- Instructions for the task: Scan the lines below for the string "JSON" and report how many lines contain it, giving only the number.

- Data records:
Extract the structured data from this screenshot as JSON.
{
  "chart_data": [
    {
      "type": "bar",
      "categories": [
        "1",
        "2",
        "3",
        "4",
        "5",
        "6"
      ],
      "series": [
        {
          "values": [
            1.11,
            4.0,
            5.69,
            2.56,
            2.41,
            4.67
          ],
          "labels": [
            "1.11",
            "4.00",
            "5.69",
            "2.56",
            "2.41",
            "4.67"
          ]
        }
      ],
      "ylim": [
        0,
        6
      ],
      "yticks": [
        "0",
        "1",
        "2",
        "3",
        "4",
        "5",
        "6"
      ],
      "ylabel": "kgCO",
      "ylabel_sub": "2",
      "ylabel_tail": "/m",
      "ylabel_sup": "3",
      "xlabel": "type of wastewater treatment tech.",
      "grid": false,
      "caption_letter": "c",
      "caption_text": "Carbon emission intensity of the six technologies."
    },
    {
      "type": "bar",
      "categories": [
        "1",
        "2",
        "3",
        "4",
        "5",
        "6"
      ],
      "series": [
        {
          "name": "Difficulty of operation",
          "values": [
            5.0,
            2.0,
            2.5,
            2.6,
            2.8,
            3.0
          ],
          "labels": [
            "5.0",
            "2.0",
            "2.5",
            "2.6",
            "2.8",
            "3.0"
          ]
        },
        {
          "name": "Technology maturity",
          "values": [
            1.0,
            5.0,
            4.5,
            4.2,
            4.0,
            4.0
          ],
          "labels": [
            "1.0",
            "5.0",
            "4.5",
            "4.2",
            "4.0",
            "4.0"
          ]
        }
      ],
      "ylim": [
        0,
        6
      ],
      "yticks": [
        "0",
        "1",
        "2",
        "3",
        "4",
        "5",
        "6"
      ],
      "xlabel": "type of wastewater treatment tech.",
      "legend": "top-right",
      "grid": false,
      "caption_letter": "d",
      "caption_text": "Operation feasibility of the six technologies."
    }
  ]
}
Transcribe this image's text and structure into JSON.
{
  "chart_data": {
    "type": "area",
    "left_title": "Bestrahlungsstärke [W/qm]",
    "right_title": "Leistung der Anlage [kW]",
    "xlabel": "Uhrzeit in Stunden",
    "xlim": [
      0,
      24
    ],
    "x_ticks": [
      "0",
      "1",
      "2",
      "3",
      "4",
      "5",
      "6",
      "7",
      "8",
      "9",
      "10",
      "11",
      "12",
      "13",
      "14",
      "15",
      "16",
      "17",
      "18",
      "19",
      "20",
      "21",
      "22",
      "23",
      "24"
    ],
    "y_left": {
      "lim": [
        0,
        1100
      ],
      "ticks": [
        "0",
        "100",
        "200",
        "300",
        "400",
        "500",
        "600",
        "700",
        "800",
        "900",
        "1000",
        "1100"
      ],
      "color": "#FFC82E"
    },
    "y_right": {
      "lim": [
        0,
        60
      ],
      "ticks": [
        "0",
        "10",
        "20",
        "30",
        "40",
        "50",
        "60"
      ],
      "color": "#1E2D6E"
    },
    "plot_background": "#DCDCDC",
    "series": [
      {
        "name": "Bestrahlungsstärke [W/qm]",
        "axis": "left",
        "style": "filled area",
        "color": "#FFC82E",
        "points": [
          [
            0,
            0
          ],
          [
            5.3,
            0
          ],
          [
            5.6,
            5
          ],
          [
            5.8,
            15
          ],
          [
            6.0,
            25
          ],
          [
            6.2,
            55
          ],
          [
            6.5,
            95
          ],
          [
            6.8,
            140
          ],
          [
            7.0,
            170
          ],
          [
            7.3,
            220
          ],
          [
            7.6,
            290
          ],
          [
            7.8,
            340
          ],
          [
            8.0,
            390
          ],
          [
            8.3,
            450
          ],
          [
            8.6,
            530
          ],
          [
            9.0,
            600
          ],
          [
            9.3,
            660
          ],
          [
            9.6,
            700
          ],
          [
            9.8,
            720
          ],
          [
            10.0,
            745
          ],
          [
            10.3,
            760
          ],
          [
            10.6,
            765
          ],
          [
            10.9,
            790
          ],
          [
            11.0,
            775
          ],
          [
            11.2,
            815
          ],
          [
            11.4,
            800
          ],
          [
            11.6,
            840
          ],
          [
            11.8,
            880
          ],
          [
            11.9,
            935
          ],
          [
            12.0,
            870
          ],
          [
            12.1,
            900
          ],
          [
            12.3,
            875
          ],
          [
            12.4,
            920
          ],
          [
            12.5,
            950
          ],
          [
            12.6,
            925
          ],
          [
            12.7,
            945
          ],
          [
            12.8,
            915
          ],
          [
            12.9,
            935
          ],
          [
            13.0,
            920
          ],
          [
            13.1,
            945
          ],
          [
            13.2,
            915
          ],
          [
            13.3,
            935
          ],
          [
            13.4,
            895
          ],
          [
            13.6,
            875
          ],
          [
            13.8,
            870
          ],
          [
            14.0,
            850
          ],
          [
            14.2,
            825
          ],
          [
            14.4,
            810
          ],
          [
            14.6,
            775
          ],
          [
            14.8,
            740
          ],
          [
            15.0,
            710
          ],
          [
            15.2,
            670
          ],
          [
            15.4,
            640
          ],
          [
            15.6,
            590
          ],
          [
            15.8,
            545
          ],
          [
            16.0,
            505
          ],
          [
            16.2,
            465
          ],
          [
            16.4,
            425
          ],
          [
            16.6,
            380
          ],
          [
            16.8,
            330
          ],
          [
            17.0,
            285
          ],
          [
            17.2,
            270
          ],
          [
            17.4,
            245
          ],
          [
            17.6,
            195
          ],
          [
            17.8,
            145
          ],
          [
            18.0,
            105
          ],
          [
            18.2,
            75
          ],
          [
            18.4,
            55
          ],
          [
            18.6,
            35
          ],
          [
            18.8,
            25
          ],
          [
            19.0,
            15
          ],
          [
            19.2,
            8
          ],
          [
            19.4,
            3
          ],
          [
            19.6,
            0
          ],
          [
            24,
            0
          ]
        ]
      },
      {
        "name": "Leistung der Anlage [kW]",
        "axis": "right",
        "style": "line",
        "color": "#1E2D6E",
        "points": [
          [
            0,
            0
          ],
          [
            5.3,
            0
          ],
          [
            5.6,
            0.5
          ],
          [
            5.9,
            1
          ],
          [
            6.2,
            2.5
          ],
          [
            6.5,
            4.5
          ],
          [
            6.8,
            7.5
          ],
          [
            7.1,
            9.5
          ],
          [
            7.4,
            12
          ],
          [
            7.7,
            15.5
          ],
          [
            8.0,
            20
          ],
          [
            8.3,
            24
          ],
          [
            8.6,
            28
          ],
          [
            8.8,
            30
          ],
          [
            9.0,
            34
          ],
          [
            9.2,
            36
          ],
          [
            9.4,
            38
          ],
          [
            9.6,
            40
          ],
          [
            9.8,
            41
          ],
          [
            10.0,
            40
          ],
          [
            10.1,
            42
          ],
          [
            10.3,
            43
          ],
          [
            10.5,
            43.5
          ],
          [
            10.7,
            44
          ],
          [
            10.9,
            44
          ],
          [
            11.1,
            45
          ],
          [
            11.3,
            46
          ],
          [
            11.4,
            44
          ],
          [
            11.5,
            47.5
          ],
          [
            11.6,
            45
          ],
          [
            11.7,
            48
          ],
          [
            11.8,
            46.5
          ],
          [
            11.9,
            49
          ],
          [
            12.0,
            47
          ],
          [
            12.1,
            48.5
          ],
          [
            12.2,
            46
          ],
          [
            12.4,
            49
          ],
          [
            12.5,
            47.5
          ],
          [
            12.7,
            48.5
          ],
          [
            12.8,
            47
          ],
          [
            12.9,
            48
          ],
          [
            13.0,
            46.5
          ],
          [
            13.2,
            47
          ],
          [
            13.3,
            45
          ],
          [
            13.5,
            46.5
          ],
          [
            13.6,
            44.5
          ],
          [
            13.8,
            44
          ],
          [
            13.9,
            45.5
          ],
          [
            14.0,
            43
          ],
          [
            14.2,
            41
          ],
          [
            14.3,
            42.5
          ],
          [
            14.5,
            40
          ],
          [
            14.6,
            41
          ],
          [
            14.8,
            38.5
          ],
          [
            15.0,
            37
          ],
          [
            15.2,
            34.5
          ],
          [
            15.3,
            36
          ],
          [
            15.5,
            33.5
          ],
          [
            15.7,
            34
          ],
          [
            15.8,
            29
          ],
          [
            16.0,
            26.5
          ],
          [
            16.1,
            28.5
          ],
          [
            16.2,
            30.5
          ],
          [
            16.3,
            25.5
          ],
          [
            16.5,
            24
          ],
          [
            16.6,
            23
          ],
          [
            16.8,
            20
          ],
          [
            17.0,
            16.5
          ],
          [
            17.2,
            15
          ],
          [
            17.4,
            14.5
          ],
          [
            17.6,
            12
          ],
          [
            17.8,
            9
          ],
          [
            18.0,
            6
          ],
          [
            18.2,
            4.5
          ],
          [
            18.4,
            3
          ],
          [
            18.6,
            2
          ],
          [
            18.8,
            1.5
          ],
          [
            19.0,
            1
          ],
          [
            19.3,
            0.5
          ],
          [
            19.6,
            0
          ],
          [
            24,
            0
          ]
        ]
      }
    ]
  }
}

- Solution for this task: 2